What is needed =
Give back exactly the lines running from the line with "Extract all readable text from this page." to the end of the entries, and only those lines.

>> start Input

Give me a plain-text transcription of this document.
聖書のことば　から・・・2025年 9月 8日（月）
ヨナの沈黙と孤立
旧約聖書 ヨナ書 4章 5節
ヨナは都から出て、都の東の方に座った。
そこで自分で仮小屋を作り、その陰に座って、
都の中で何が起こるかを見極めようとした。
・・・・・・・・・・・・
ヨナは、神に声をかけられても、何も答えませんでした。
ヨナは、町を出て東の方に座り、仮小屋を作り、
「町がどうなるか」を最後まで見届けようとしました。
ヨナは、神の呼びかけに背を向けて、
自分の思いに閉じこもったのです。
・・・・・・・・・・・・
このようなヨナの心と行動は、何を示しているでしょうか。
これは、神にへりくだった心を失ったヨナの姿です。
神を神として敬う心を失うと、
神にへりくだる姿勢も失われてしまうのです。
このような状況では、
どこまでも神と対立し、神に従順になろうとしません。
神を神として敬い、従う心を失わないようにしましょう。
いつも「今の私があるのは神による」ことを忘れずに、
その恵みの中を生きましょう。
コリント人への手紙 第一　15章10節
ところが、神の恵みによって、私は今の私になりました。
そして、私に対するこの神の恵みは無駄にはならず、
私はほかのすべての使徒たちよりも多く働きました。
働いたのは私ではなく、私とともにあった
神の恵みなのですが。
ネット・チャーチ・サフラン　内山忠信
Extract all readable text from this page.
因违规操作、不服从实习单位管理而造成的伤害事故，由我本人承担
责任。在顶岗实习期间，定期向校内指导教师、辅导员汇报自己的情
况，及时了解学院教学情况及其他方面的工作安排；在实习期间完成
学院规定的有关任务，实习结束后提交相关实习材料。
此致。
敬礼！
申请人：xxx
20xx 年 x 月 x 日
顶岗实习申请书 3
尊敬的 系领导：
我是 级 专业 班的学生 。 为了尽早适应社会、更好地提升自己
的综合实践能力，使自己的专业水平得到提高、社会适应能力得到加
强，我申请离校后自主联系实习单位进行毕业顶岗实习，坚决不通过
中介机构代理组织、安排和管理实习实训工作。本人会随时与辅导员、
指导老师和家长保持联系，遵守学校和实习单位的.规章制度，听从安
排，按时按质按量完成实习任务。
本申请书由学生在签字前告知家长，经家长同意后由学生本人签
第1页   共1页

>> end Input

Completed task =
Extract all readable text from this page.
因违规操作、不服从实习单位管理而造成的伤害事故，由我本人承担
责任。在顶岗实习期间，定期向校内指导教师、辅导员汇报自己的情
况，及时了解学院教学情况及其他方面的工作安排；在实习期间完成
学院规定的有关任务，实习结束后提交相关实习材料。
此致。
敬礼！
申请人：xxx
20xx 年 x 月 x 日
顶岗实习申请书 3
尊敬的 系领导：
我是 级 专业 班的学生 。 为了尽早适应社会、更好地提升自己
的综合实践能力，使自己的专业水平得到提高、社会适应能力得到加
强，我申请离校后自主联系实习单位进行毕业顶岗实习，坚决不通过
中介机构代理组织、安排和管理实习实训工作。本人会随时与辅导员、
指导老师和家长保持联系，遵守学校和实习单位的.规章制度，听从安
排，按时按质按量完成实习任务。
本申请书由学生在签字前告知家长，经家长同意后由学生本人签
第1页   共1页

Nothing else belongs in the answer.